→ What you are asked to do
Set the pictures aside and return each record below precisely as written.

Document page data
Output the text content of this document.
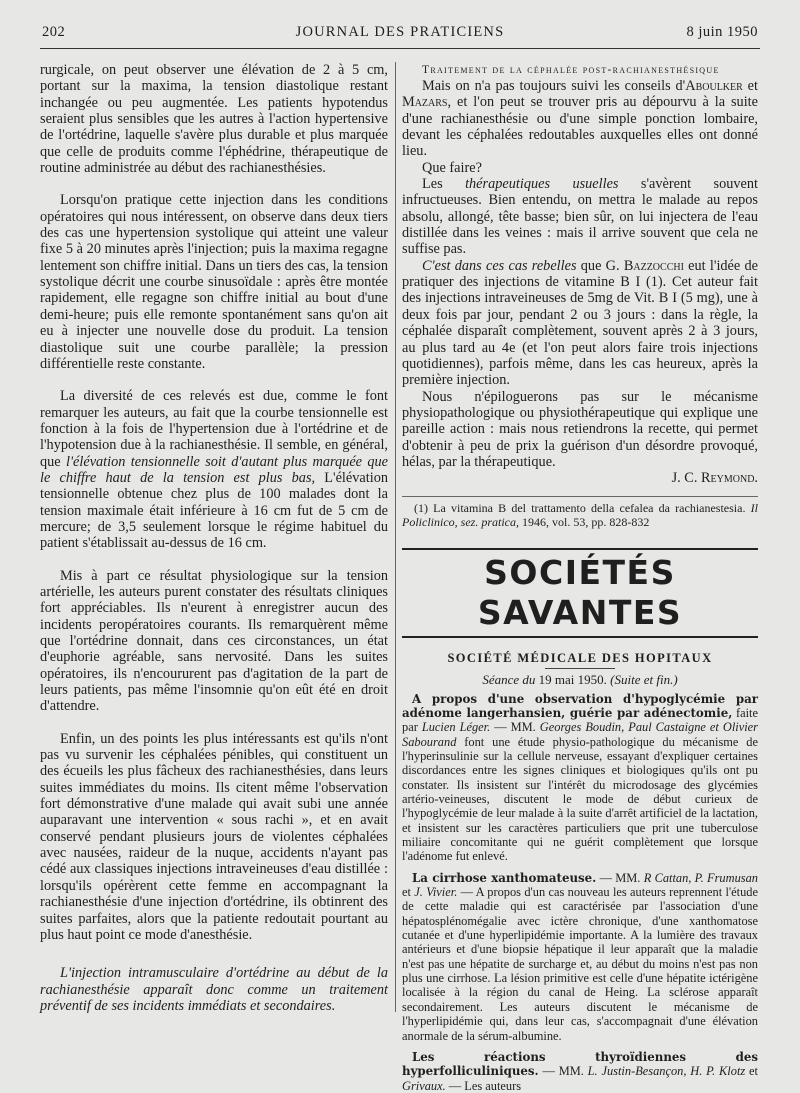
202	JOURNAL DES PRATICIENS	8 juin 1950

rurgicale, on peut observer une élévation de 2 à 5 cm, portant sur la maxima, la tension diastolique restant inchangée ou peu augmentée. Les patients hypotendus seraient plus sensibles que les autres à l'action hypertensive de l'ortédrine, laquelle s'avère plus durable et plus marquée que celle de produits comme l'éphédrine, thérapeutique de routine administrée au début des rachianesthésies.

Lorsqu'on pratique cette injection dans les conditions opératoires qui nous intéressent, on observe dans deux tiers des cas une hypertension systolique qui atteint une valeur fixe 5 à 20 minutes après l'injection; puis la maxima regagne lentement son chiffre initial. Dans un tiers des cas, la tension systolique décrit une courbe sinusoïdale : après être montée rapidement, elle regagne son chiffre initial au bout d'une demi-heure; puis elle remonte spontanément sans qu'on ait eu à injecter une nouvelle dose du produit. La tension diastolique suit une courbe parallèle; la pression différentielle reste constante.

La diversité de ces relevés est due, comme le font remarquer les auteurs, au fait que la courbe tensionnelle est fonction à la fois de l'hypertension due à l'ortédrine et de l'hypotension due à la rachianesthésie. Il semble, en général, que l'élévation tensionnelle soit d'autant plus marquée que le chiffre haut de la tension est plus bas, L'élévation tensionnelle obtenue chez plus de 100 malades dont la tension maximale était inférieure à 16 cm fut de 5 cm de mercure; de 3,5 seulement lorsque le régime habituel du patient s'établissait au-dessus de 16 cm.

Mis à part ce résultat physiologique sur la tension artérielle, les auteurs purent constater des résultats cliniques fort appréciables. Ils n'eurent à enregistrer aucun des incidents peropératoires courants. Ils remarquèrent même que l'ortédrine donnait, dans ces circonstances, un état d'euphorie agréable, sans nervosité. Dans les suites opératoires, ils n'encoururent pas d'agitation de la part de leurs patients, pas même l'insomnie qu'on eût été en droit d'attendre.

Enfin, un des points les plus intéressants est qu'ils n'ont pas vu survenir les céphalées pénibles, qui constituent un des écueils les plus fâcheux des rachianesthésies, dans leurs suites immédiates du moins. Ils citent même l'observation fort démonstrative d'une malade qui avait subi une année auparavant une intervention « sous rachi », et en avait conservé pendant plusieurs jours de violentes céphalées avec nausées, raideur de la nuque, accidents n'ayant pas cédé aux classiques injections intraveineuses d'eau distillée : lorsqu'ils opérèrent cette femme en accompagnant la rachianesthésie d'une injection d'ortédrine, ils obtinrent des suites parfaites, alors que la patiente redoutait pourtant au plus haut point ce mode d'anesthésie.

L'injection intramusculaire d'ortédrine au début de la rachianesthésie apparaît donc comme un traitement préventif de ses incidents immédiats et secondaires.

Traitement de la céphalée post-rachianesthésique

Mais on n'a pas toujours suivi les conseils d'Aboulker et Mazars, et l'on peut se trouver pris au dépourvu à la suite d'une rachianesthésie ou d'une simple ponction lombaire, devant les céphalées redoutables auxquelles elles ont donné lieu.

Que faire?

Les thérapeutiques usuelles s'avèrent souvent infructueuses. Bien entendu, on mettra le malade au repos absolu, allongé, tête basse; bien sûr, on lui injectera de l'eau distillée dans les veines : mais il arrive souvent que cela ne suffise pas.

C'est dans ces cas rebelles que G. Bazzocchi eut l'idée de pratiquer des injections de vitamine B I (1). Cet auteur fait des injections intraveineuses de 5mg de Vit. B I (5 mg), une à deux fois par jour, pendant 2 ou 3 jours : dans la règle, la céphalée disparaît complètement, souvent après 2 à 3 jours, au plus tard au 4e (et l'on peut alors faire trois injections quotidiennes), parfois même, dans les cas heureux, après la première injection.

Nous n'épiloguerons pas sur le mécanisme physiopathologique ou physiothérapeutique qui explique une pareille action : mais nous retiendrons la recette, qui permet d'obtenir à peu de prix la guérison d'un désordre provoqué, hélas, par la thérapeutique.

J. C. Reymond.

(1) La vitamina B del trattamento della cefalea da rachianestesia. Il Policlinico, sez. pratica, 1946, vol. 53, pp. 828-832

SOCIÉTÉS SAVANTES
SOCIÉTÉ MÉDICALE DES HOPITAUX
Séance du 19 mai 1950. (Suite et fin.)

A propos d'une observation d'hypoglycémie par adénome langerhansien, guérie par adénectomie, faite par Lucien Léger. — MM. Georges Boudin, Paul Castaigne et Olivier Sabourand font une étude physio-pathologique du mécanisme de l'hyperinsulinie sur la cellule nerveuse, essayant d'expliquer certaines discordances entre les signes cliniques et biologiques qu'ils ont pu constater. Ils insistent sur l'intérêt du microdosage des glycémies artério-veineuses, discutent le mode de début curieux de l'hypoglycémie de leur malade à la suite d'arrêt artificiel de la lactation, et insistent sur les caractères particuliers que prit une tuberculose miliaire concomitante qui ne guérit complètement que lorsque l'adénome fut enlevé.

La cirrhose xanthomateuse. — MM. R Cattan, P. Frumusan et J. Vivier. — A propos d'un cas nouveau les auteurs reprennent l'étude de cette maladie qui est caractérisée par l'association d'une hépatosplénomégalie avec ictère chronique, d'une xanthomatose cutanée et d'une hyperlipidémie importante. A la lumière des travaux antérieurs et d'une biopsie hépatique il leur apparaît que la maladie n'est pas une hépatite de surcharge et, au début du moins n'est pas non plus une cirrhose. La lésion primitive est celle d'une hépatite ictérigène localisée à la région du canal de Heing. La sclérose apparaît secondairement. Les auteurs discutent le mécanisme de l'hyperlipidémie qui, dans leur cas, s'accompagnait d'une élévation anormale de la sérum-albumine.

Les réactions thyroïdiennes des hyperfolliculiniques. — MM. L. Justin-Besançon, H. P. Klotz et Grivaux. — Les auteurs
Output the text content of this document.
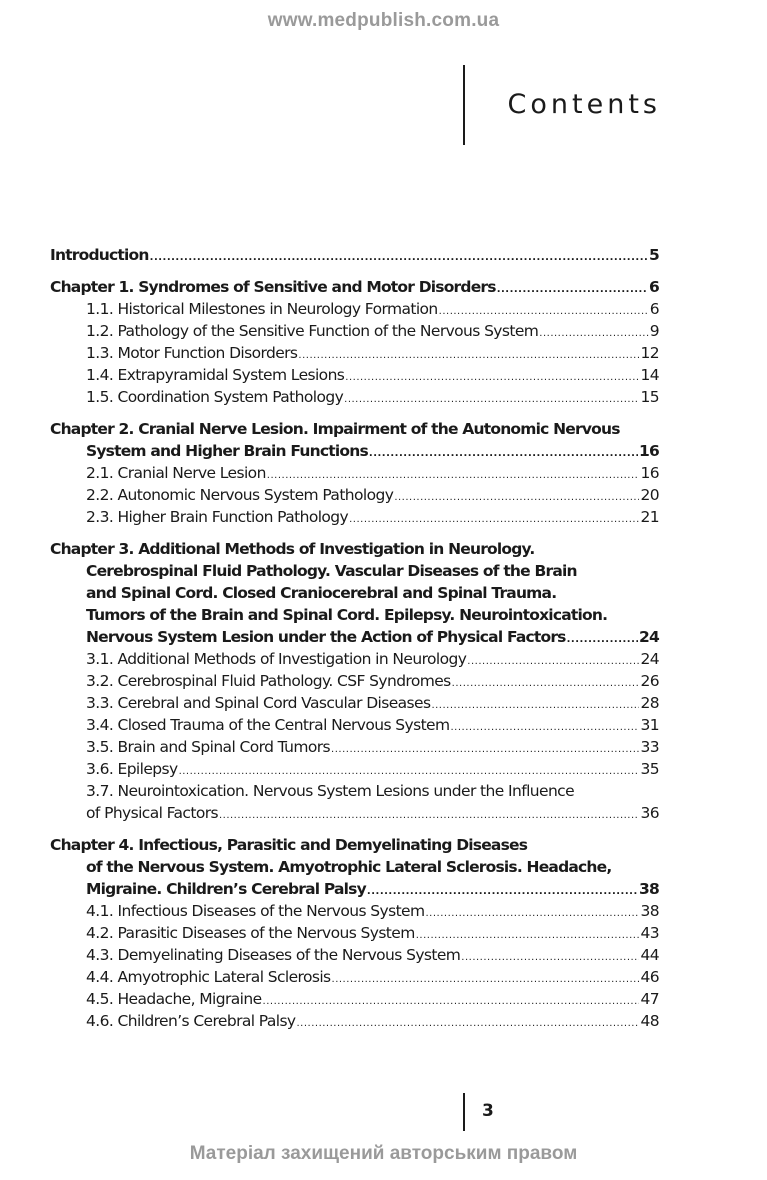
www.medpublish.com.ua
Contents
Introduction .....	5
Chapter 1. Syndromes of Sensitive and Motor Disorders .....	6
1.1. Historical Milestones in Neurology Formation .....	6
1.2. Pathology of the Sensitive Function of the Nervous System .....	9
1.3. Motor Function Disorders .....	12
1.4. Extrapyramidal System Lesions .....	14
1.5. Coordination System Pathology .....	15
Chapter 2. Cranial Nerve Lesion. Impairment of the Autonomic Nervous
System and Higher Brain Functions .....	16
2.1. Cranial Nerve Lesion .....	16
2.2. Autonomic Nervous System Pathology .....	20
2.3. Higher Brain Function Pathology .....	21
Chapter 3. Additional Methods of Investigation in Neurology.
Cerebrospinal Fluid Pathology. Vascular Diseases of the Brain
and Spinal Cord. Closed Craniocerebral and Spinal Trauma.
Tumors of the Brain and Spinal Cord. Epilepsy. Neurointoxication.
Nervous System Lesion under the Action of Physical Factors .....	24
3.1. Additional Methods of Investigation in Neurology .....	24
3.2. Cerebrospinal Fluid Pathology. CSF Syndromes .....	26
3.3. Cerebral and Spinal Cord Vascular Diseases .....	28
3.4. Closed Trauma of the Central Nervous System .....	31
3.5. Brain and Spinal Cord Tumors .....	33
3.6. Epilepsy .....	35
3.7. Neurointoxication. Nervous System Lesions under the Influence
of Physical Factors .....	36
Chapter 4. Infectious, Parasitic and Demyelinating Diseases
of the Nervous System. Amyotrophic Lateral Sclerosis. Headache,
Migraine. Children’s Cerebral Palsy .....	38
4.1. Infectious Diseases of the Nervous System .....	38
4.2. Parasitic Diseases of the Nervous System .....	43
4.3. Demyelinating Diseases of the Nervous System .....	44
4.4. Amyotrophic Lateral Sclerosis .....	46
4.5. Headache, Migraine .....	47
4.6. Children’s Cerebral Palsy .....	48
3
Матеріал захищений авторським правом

→ Task solution
Output the text content of this document.
202	JOURNAL DES PRATICIENS	8 juin 1950

rurgicale, on peut observer une élévation de 2 à 5 cm, portant sur la maxima, la tension diastolique restant inchangée ou peu augmentée. Les patients hypotendus seraient plus sensibles que les autres à l'action hypertensive de l'ortédrine, laquelle s'avère plus durable et plus marquée que celle de produits comme l'éphédrine, thérapeutique de routine administrée au début des rachianesthésies.

Lorsqu'on pratique cette injection dans les conditions opératoires qui nous intéressent, on observe dans deux tiers des cas une hypertension systolique qui atteint une valeur fixe 5 à 20 minutes après l'injection; puis la maxima regagne lentement son chiffre initial. Dans un tiers des cas, la tension systolique décrit une courbe sinusoïdale : après être montée rapidement, elle regagne son chiffre initial au bout d'une demi-heure; puis elle remonte spontanément sans qu'on ait eu à injecter une nouvelle dose du produit. La tension diastolique suit une courbe parallèle; la pression différentielle reste constante.

La diversité de ces relevés est due, comme le font remarquer les auteurs, au fait que la courbe tensionnelle est fonction à la fois de l'hypertension due à l'ortédrine et de l'hypotension due à la rachianesthésie. Il semble, en général, que l'élévation tensionnelle soit d'autant plus marquée que le chiffre haut de la tension est plus bas, L'élévation tensionnelle obtenue chez plus de 100 malades dont la tension maximale était inférieure à 16 cm fut de 5 cm de mercure; de 3,5 seulement lorsque le régime habituel du patient s'établissait au-dessus de 16 cm.

Mis à part ce résultat physiologique sur la tension artérielle, les auteurs purent constater des résultats cliniques fort appréciables. Ils n'eurent à enregistrer aucun des incidents peropératoires courants. Ils remarquèrent même que l'ortédrine donnait, dans ces circonstances, un état d'euphorie agréable, sans nervosité. Dans les suites opératoires, ils n'encoururent pas d'agitation de la part de leurs patients, pas même l'insomnie qu'on eût été en droit d'attendre.

Enfin, un des points les plus intéressants est qu'ils n'ont pas vu survenir les céphalées pénibles, qui constituent un des écueils les plus fâcheux des rachianesthésies, dans leurs suites immédiates du moins. Ils citent même l'observation fort démonstrative d'une malade qui avait subi une année auparavant une intervention « sous rachi », et en avait conservé pendant plusieurs jours de violentes céphalées avec nausées, raideur de la nuque, accidents n'ayant pas cédé aux classiques injections intraveineuses d'eau distillée : lorsqu'ils opérèrent cette femme en accompagnant la rachianesthésie d'une injection d'ortédrine, ils obtinrent des suites parfaites, alors que la patiente redoutait pourtant au plus haut point ce mode d'anesthésie.

L'injection intramusculaire d'ortédrine au début de la rachianesthésie apparaît donc comme un traitement préventif de ses incidents immédiats et secondaires.

Traitement de la céphalée post-rachianesthésique

Mais on n'a pas toujours suivi les conseils d'Aboulker et Mazars, et l'on peut se trouver pris au dépourvu à la suite d'une rachianesthésie ou d'une simple ponction lombaire, devant les céphalées redoutables auxquelles elles ont donné lieu.

Que faire?

Les thérapeutiques usuelles s'avèrent souvent infructueuses. Bien entendu, on mettra le malade au repos absolu, allongé, tête basse; bien sûr, on lui injectera de l'eau distillée dans les veines : mais il arrive souvent que cela ne suffise pas.

C'est dans ces cas rebelles que G. Bazzocchi eut l'idée de pratiquer des injections de vitamine B I (1). Cet auteur fait des injections intraveineuses de 5mg de Vit. B I (5 mg), une à deux fois par jour, pendant 2 ou 3 jours : dans la règle, la céphalée disparaît complètement, souvent après 2 à 3 jours, au plus tard au 4e (et l'on peut alors faire trois injections quotidiennes), parfois même, dans les cas heureux, après la première injection.

Nous n'épiloguerons pas sur le mécanisme physiopathologique ou physiothérapeutique qui explique une pareille action : mais nous retiendrons la recette, qui permet d'obtenir à peu de prix la guérison d'un désordre provoqué, hélas, par la thérapeutique.

J. C. Reymond.

(1) La vitamina B del trattamento della cefalea da rachianestesia. Il Policlinico, sez. pratica, 1946, vol. 53, pp. 828-832

SOCIÉTÉS SAVANTES
SOCIÉTÉ MÉDICALE DES HOPITAUX
Séance du 19 mai 1950. (Suite et fin.)

A propos d'une observation d'hypoglycémie par adénome langerhansien, guérie par adénectomie, faite par Lucien Léger. — MM. Georges Boudin, Paul Castaigne et Olivier Sabourand font une étude physio-pathologique du mécanisme de l'hyperinsulinie sur la cellule nerveuse, essayant d'expliquer certaines discordances entre les signes cliniques et biologiques qu'ils ont pu constater. Ils insistent sur l'intérêt du microdosage des glycémies artério-veineuses, discutent le mode de début curieux de l'hypoglycémie de leur malade à la suite d'arrêt artificiel de la lactation, et insistent sur les caractères particuliers que prit une tuberculose miliaire concomitante qui ne guérit complètement que lorsque l'adénome fut enlevé.

La cirrhose xanthomateuse. — MM. R Cattan, P. Frumusan et J. Vivier. — A propos d'un cas nouveau les auteurs reprennent l'étude de cette maladie qui est caractérisée par l'association d'une hépatosplénomégalie avec ictère chronique, d'une xanthomatose cutanée et d'une hyperlipidémie importante. A la lumière des travaux antérieurs et d'une biopsie hépatique il leur apparaît que la maladie n'est pas une hépatite de surcharge et, au début du moins n'est pas non plus une cirrhose. La lésion primitive est celle d'une hépatite ictérigène localisée à la région du canal de Heing. La sclérose apparaît secondairement. Les auteurs discutent le mécanisme de l'hyperlipidémie qui, dans leur cas, s'accompagnait d'une élévation anormale de la sérum-albumine.

Les réactions thyroïdiennes des hyperfolliculiniques. — MM. L. Justin-Besançon, H. P. Klotz et Grivaux. — Les auteurs
Output the text content of this document.
www.medpublish.com.ua
Contents
Introduction .....	5
Chapter 1. Syndromes of Sensitive and Motor Disorders .....	6
1.1. Historical Milestones in Neurology Formation .....	6
1.2. Pathology of the Sensitive Function of the Nervous System .....	9
1.3. Motor Function Disorders .....	12
1.4. Extrapyramidal System Lesions .....	14
1.5. Coordination System Pathology .....	15
Chapter 2. Cranial Nerve Lesion. Impairment of the Autonomic Nervous
System and Higher Brain Functions .....	16
2.1. Cranial Nerve Lesion .....	16
2.2. Autonomic Nervous System Pathology .....	20
2.3. Higher Brain Function Pathology .....	21
Chapter 3. Additional Methods of Investigation in Neurology.
Cerebrospinal Fluid Pathology. Vascular Diseases of the Brain
and Spinal Cord. Closed Craniocerebral and Spinal Trauma.
Tumors of the Brain and Spinal Cord. Epilepsy. Neurointoxication.
Nervous System Lesion under the Action of Physical Factors .....	24
3.1. Additional Methods of Investigation in Neurology .....	24
3.2. Cerebrospinal Fluid Pathology. CSF Syndromes .....	26
3.3. Cerebral and Spinal Cord Vascular Diseases .....	28
3.4. Closed Trauma of the Central Nervous System .....	31
3.5. Brain and Spinal Cord Tumors .....	33
3.6. Epilepsy .....	35
3.7. Neurointoxication. Nervous System Lesions under the Influence
of Physical Factors .....	36
Chapter 4. Infectious, Parasitic and Demyelinating Diseases
of the Nervous System. Amyotrophic Lateral Sclerosis. Headache,
Migraine. Children’s Cerebral Palsy .....	38
4.1. Infectious Diseases of the Nervous System .....	38
4.2. Parasitic Diseases of the Nervous System .....	43
4.3. Demyelinating Diseases of the Nervous System .....	44
4.4. Amyotrophic Lateral Sclerosis .....	46
4.5. Headache, Migraine .....	47
4.6. Children’s Cerebral Palsy .....	48
3
Матеріал захищений авторським правом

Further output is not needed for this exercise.